↓↓↓

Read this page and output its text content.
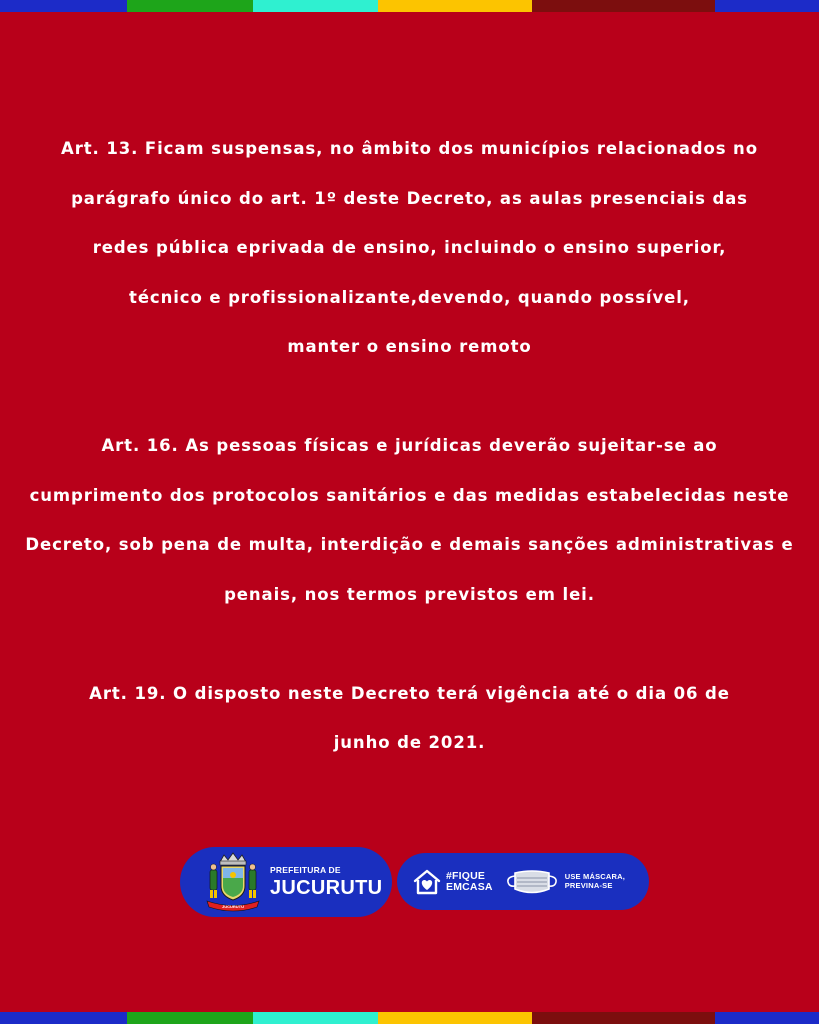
Art. 13. Ficam suspensas, no âmbito dos municípios relacionados no
parágrafo único do art. 1º deste Decreto, as aulas presenciais das
redes pública eprivada de ensino, incluindo o ensino superior,
técnico e profissionalizante,devendo, quando possível,
manter o ensino remoto
Art. 16. As pessoas físicas e jurídicas deverão sujeitar-se ao
cumprimento dos protocolos sanitários e das medidas estabelecidas neste
Decreto, sob pena de multa, interdição e demais sanções administrativas e
penais, nos termos previstos em lei.
Art. 19. O disposto neste Decreto terá vigência até o dia 06 de
junho de 2021.
JUCURUTU
PREFEITURA DE
JUCURUTU
#FIQUE
EMCASA
USE MÁSCARA,
PREVINA-SE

↑↑↑

#### TASK DIRECTIONS:
Above are the records; reproduce them exactly and leave out the pictures.

#### SOLUTION:
Read this page and output its text content.
Art. 13. Ficam suspensas, no âmbito dos municípios relacionados no
parágrafo único do art. 1º deste Decreto, as aulas presenciais das
redes pública eprivada de ensino, incluindo o ensino superior,
técnico e profissionalizante,devendo, quando possível,
manter o ensino remoto
Art. 16. As pessoas físicas e jurídicas deverão sujeitar-se ao
cumprimento dos protocolos sanitários e das medidas estabelecidas neste
Decreto, sob pena de multa, interdição e demais sanções administrativas e
penais, nos termos previstos em lei.
Art. 19. O disposto neste Decreto terá vigência até o dia 06 de
junho de 2021.
JUCURUTU
PREFEITURA DE
JUCURUTU
#FIQUE
EMCASA
USE MÁSCARA,
PREVINA-SE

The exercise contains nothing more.